## Exercise goal
All of the data should be output character for character, except the pictures.

## Dataset entries
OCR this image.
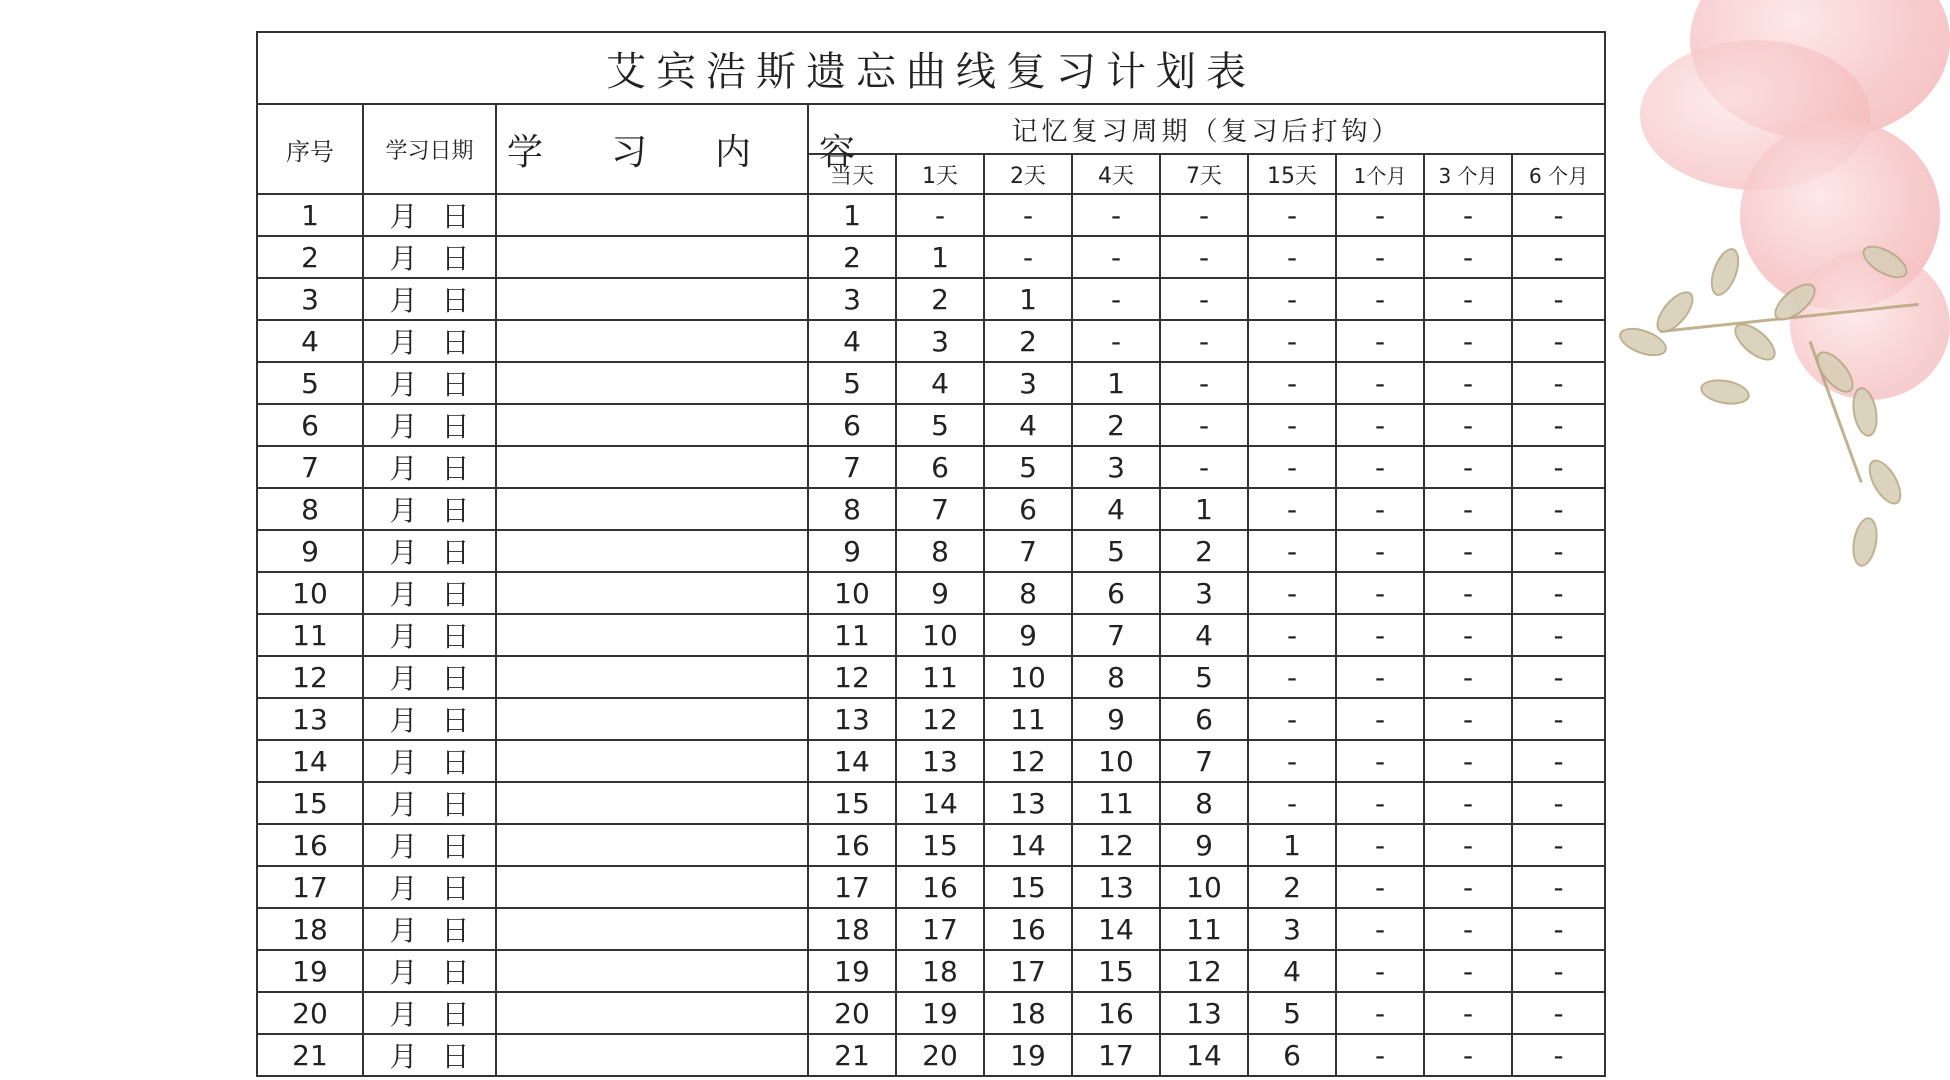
艾宾浩斯遗忘曲线复习计划表											
序号	学习日期	学 习 内 容	记忆复习周期（复习后打钩）								
			当天	1天	2天	4天	7天	15天	1个月	3 个月	6 个月
1	月 日		1	-	-	-	-	-	-	-	-
2	月 日		2	1	-	-	-	-	-	-	-
3	月 日		3	2	1	-	-	-	-	-	-
4	月 日		4	3	2	-	-	-	-	-	-
5	月 日		5	4	3	1	-	-	-	-	-
6	月 日		6	5	4	2	-	-	-	-	-
7	月 日		7	6	5	3	-	-	-	-	-
8	月 日		8	7	6	4	1	-	-	-	-
9	月 日		9	8	7	5	2	-	-	-	-
10	月 日		10	9	8	6	3	-	-	-	-
11	月 日		11	10	9	7	4	-	-	-	-
12	月 日		12	11	10	8	5	-	-	-	-
13	月 日		13	12	11	9	6	-	-	-	-
14	月 日		14	13	12	10	7	-	-	-	-
15	月 日		15	14	13	11	8	-	-	-	-
16	月 日		16	15	14	12	9	1	-	-	-
17	月 日		17	16	15	13	10	2	-	-	-
18	月 日		18	17	16	14	11	3	-	-	-
19	月 日		19	18	17	15	12	4	-	-	-
20	月 日		20	19	18	16	13	5	-	-	-
21	月 日		21	20	19	17	14	6	-	-	-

## The answer
OCR this image.
艾宾浩斯遗忘曲线复习计划表											
序号	学习日期	学 习 内 容	记忆复习周期（复习后打钩）								
			当天	1天	2天	4天	7天	15天	1个月	3 个月	6 个月
1	月 日		1	-	-	-	-	-	-	-	-
2	月 日		2	1	-	-	-	-	-	-	-
3	月 日		3	2	1	-	-	-	-	-	-
4	月 日		4	3	2	-	-	-	-	-	-
5	月 日		5	4	3	1	-	-	-	-	-
6	月 日		6	5	4	2	-	-	-	-	-
7	月 日		7	6	5	3	-	-	-	-	-
8	月 日		8	7	6	4	1	-	-	-	-
9	月 日		9	8	7	5	2	-	-	-	-
10	月 日		10	9	8	6	3	-	-	-	-
11	月 日		11	10	9	7	4	-	-	-	-
12	月 日		12	11	10	8	5	-	-	-	-
13	月 日		13	12	11	9	6	-	-	-	-
14	月 日		14	13	12	10	7	-	-	-	-
15	月 日		15	14	13	11	8	-	-	-	-
16	月 日		16	15	14	12	9	1	-	-	-
17	月 日		17	16	15	13	10	2	-	-	-
18	月 日		18	17	16	14	11	3	-	-	-
19	月 日		19	18	17	15	12	4	-	-	-
20	月 日		20	19	18	16	13	5	-	-	-
21	月 日		21	20	19	17	14	6	-	-	-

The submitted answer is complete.